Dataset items
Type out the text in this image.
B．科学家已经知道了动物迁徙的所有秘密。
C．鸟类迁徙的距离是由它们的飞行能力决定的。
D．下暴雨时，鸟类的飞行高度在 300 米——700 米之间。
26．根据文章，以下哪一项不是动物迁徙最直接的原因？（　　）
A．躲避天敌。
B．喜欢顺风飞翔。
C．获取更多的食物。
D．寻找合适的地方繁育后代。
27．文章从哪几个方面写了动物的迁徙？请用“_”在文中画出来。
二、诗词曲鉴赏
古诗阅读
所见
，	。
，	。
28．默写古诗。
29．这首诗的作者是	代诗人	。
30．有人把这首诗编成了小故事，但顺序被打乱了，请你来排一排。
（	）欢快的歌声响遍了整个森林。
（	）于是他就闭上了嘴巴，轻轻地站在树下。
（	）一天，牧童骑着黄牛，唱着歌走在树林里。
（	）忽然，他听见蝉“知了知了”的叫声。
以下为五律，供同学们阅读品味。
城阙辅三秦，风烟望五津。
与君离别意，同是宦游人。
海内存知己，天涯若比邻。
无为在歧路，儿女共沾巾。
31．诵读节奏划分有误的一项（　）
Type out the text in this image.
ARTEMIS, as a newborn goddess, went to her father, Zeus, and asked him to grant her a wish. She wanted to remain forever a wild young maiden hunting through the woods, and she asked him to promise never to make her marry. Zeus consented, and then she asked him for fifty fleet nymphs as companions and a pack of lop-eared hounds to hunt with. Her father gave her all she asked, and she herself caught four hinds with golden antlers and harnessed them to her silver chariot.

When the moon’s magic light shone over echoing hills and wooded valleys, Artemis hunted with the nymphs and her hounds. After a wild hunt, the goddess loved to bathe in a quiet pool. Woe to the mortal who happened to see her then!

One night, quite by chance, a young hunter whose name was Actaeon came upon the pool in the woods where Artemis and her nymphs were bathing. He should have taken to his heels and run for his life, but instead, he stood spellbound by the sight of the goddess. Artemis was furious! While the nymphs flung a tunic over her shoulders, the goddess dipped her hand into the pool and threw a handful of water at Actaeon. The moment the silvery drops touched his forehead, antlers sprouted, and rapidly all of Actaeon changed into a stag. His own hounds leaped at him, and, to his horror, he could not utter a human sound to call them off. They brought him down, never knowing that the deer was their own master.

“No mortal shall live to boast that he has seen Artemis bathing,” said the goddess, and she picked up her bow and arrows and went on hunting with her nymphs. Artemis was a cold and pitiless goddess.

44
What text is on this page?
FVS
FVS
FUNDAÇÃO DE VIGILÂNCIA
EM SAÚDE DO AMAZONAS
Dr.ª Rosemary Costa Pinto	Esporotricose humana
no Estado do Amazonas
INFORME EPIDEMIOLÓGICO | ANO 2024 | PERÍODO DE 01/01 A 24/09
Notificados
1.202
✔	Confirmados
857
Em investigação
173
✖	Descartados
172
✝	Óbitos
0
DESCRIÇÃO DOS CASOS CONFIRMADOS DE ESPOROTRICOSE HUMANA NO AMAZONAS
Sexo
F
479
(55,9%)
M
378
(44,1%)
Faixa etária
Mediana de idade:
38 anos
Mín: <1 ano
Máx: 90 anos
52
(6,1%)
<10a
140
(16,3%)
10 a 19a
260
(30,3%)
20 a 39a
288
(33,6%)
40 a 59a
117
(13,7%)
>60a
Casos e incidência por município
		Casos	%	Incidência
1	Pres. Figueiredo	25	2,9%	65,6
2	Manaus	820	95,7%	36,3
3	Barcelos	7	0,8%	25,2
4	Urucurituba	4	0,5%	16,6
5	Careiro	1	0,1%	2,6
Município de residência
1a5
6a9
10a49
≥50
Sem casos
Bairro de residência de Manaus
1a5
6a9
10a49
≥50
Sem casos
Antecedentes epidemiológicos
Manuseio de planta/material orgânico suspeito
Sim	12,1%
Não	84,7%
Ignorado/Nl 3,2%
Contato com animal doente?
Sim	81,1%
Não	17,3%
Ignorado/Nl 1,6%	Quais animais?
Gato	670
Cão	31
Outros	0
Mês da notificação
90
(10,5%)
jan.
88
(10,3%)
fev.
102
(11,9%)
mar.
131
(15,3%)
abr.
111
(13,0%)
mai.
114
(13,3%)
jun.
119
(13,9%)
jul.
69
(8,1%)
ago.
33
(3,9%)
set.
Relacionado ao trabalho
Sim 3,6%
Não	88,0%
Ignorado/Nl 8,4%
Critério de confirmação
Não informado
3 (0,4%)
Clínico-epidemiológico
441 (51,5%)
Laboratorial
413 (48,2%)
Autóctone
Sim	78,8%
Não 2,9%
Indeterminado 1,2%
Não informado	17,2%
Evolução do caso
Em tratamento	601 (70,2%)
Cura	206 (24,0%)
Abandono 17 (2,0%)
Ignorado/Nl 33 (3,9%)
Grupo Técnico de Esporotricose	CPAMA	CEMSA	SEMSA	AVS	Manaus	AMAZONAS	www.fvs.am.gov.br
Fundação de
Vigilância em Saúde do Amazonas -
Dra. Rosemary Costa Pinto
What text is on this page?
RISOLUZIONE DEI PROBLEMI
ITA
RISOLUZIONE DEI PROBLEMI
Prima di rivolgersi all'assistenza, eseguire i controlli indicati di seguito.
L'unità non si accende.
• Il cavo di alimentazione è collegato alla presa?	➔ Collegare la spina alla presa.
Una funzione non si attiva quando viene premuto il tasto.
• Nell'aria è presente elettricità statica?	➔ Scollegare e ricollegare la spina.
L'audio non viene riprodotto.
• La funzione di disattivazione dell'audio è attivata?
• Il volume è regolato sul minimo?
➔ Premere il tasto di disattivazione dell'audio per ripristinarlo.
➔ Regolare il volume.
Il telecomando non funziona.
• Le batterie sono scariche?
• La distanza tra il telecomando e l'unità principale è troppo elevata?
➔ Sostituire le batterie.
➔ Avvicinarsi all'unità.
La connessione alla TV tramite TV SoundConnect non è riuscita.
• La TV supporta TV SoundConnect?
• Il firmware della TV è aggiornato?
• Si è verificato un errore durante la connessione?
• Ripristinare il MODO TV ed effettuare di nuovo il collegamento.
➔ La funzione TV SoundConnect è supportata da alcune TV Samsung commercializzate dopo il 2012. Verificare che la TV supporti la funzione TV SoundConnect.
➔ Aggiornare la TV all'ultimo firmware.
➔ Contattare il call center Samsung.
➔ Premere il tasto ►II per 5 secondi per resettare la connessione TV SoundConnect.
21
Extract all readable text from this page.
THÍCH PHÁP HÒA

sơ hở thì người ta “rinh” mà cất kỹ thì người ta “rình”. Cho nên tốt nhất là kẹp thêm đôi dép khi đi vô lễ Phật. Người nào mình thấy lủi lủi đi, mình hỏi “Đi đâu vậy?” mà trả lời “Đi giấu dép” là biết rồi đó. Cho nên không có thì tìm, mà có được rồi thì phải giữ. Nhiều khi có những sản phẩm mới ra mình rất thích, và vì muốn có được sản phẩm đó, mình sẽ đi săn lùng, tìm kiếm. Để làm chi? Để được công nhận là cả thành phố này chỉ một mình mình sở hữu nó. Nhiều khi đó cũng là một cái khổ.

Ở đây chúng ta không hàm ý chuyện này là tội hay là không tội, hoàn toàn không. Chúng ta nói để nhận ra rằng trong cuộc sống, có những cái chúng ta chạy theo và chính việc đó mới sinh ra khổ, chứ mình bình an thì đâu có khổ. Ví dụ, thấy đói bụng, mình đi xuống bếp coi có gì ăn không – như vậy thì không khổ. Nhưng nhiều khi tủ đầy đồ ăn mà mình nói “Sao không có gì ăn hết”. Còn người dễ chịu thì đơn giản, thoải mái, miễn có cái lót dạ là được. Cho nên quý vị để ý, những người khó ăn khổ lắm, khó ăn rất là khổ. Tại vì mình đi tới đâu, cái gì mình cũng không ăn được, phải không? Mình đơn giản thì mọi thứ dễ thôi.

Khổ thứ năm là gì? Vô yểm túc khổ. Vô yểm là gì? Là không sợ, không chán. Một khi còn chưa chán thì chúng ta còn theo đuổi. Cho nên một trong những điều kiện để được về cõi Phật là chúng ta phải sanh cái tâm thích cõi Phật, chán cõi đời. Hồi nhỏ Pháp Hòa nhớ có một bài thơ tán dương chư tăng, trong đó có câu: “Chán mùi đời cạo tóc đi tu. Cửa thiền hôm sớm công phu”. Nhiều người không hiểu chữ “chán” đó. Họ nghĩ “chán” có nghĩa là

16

• [TO DO] Filter the records, keeping only lines that contain "audio", and show those lines.

• [FINAL RESULT]
L'audio non viene riprodotto.
• La funzione di disattivazione dell'audio è attivata?
➔ Premere il tasto di disattivazione dell'audio per ripristinarlo.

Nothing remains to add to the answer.